■ What to do
Go through the listing below and list every line with "Archibald".

(Data entries)
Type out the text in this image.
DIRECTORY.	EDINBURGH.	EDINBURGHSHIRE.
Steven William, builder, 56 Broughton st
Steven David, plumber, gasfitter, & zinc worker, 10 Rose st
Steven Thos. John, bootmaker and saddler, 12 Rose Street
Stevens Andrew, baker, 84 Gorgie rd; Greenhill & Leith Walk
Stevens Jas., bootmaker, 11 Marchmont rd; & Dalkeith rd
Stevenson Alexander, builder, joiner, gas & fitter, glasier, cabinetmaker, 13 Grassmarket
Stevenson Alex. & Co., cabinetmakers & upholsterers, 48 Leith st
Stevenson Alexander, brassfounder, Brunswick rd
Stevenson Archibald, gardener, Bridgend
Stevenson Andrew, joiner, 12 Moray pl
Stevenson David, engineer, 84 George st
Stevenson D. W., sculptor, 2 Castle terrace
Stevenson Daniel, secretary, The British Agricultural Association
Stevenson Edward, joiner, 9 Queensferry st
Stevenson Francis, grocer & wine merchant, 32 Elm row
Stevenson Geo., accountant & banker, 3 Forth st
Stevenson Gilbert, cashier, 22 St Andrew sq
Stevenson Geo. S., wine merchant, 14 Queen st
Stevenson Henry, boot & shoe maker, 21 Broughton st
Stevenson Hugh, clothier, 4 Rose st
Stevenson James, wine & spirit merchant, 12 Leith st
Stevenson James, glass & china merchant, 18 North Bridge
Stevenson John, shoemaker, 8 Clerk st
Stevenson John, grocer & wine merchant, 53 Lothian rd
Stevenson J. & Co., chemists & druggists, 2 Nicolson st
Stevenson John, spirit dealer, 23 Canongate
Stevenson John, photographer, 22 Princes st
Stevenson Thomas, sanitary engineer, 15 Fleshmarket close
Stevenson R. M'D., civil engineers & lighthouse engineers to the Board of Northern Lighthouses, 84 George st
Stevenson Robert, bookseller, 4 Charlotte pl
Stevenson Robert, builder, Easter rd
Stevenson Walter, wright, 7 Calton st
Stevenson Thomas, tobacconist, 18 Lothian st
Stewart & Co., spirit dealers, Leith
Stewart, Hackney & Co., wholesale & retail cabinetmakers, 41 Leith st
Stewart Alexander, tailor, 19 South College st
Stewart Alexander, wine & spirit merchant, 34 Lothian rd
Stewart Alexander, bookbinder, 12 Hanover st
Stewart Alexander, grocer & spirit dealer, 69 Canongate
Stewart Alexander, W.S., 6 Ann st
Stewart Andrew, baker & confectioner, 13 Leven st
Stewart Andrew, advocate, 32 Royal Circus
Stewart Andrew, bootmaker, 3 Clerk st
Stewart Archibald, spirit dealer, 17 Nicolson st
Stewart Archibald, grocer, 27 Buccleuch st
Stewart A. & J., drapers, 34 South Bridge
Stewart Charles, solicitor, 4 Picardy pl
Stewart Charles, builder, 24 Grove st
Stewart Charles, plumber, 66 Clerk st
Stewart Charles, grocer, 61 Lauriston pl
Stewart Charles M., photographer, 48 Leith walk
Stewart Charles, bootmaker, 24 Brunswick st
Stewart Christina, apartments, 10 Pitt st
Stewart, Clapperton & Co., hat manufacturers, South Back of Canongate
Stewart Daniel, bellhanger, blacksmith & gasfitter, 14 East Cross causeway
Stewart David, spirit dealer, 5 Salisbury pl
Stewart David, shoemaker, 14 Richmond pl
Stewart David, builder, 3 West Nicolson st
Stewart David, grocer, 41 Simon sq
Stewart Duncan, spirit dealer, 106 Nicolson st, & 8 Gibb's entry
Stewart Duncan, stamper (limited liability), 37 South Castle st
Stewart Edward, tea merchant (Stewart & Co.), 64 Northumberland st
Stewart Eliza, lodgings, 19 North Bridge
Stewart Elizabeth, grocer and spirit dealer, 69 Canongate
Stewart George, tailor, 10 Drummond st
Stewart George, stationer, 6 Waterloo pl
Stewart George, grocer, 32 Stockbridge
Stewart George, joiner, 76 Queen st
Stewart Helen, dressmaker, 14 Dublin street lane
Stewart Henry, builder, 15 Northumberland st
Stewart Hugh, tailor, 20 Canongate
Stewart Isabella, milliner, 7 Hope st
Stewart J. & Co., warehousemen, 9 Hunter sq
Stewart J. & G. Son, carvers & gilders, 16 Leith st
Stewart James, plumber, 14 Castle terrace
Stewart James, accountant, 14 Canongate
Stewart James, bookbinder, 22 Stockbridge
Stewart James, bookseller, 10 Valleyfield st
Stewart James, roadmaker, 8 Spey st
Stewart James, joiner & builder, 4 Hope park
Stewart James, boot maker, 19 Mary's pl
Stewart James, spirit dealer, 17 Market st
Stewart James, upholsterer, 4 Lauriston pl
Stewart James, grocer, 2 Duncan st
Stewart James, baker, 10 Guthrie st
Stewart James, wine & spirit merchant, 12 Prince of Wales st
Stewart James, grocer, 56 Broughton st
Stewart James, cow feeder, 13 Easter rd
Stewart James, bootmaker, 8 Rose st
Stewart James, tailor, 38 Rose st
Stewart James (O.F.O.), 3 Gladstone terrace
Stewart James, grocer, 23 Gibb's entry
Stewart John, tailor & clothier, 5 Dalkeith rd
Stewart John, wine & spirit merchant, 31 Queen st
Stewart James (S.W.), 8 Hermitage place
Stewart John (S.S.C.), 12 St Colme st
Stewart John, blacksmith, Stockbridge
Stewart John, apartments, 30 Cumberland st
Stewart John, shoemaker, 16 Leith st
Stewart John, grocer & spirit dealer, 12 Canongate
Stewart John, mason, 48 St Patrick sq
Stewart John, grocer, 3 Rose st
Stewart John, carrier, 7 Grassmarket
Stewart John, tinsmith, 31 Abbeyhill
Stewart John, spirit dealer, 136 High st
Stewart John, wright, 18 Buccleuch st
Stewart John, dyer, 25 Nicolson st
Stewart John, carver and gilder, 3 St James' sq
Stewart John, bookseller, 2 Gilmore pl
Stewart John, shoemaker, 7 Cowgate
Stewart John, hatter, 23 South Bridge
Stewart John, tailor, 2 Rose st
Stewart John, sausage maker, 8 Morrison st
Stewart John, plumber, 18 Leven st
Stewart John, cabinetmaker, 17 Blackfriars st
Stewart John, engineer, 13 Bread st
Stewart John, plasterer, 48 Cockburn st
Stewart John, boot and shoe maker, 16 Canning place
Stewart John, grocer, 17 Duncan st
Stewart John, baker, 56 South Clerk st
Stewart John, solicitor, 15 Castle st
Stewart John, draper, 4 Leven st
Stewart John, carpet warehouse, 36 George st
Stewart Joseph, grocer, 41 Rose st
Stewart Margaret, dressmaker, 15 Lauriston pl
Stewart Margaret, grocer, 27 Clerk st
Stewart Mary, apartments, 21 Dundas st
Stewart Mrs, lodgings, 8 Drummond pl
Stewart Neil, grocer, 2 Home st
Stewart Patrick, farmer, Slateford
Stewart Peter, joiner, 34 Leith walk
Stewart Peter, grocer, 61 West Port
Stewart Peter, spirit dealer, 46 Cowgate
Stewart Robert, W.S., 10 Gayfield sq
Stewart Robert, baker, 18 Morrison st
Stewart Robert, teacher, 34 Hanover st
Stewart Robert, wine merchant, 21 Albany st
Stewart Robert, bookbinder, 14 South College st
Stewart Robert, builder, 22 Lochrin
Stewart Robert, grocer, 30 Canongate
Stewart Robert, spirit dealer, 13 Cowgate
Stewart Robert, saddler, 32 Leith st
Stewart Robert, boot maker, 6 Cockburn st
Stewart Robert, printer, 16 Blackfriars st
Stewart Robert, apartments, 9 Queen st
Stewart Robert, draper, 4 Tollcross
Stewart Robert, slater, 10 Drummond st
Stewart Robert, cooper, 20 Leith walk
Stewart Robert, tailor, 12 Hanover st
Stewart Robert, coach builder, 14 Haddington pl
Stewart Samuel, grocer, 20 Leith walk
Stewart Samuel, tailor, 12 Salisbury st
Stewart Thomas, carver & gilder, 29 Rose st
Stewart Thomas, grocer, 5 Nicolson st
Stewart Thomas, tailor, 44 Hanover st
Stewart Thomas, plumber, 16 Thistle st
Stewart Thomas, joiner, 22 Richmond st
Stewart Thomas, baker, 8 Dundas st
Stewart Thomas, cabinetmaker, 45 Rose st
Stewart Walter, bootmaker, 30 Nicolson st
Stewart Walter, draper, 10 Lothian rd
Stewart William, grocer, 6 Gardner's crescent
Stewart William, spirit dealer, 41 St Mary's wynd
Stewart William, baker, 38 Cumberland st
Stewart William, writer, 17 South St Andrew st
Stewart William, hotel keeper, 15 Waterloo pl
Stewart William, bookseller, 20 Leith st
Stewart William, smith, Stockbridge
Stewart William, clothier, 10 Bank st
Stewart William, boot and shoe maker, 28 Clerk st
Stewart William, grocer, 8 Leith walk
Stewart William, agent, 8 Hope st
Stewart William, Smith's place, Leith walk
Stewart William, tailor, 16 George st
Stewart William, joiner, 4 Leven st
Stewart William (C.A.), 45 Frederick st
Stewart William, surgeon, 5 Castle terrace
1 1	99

■ Written reply
Stevenson Archibald, gardener, Bridgend
Stewart Archibald, spirit dealer, 17 Nicolson st
Stewart Archibald, grocer, 27 Buccleuch st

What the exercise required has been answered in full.